Dataset records:

[Start]

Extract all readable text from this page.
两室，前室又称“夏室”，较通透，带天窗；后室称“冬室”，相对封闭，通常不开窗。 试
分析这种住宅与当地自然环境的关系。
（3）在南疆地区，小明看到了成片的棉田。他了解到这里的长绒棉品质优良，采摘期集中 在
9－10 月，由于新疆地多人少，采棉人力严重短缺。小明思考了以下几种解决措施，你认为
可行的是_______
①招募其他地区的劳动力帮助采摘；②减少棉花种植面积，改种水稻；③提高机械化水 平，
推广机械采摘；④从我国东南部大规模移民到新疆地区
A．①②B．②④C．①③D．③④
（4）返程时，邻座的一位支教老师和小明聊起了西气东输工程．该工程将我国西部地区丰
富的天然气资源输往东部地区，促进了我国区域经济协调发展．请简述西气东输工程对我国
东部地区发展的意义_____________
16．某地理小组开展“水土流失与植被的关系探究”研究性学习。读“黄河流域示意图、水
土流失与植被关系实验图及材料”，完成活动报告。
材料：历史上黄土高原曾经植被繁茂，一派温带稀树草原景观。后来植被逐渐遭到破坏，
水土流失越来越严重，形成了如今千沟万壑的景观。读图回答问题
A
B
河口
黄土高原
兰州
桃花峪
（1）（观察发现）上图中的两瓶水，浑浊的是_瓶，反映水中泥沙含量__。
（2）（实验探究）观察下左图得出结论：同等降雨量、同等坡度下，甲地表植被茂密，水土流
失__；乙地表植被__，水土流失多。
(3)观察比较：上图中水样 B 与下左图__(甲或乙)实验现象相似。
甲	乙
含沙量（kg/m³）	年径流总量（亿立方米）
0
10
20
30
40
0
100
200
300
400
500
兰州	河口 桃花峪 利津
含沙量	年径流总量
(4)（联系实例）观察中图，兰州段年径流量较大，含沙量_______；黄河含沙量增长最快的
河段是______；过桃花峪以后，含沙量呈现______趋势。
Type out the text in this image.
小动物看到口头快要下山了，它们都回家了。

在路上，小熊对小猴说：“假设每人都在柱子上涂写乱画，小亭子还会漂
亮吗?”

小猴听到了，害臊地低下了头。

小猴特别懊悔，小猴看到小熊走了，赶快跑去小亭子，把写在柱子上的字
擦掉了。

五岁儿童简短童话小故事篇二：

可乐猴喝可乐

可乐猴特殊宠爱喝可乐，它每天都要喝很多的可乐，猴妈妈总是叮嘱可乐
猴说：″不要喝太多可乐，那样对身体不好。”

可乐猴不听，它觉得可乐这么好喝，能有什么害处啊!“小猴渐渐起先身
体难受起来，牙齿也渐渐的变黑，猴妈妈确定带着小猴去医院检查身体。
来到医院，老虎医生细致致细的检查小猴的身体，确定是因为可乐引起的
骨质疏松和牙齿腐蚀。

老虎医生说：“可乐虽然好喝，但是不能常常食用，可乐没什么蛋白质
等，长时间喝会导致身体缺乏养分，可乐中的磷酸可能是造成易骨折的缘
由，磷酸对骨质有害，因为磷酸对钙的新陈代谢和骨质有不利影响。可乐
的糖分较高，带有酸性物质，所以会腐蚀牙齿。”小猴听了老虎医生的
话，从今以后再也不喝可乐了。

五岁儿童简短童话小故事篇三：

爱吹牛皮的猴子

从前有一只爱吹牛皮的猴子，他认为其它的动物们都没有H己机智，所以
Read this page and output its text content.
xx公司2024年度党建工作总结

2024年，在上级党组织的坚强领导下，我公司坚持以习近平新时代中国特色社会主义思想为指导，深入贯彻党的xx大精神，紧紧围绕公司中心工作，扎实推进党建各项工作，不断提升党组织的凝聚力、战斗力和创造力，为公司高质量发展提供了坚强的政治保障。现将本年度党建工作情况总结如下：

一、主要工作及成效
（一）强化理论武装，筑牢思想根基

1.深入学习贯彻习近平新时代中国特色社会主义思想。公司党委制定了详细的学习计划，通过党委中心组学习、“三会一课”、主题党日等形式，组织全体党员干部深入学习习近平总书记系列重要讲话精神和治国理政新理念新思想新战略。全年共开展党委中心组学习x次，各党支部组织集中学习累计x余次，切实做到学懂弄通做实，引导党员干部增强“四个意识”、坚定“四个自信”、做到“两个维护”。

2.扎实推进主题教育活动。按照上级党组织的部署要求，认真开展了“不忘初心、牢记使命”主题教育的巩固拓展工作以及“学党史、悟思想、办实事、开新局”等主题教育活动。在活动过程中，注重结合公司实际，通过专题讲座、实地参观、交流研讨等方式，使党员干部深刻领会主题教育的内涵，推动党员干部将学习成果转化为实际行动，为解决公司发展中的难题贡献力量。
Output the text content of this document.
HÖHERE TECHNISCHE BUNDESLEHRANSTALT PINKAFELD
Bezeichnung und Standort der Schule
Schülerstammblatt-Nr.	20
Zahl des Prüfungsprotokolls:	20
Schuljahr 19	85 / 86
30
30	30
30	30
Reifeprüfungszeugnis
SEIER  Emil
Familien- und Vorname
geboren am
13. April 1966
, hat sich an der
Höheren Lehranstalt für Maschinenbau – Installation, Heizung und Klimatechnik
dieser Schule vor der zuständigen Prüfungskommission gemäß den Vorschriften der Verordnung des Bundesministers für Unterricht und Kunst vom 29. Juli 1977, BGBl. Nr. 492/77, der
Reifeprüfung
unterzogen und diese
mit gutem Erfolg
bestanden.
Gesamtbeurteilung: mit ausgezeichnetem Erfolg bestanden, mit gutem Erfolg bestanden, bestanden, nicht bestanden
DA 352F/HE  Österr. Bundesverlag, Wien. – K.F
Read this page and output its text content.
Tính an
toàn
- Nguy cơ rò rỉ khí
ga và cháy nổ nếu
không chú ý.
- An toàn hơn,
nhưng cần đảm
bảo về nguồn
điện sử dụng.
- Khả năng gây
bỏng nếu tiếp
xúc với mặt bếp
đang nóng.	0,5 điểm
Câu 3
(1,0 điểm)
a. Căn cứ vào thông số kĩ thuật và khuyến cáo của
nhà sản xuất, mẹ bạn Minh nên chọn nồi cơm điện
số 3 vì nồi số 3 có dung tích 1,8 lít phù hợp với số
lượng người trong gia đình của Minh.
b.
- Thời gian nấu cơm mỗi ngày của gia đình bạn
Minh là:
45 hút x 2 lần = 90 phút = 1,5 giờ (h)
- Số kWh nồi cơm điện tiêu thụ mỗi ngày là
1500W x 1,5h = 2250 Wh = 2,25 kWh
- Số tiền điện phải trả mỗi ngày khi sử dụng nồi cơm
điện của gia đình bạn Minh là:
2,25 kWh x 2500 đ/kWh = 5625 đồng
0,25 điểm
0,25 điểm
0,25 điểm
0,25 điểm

[End]

Work instructions: Give only the number of lines in the records that contain the string "đình".

Response to the exercise: 3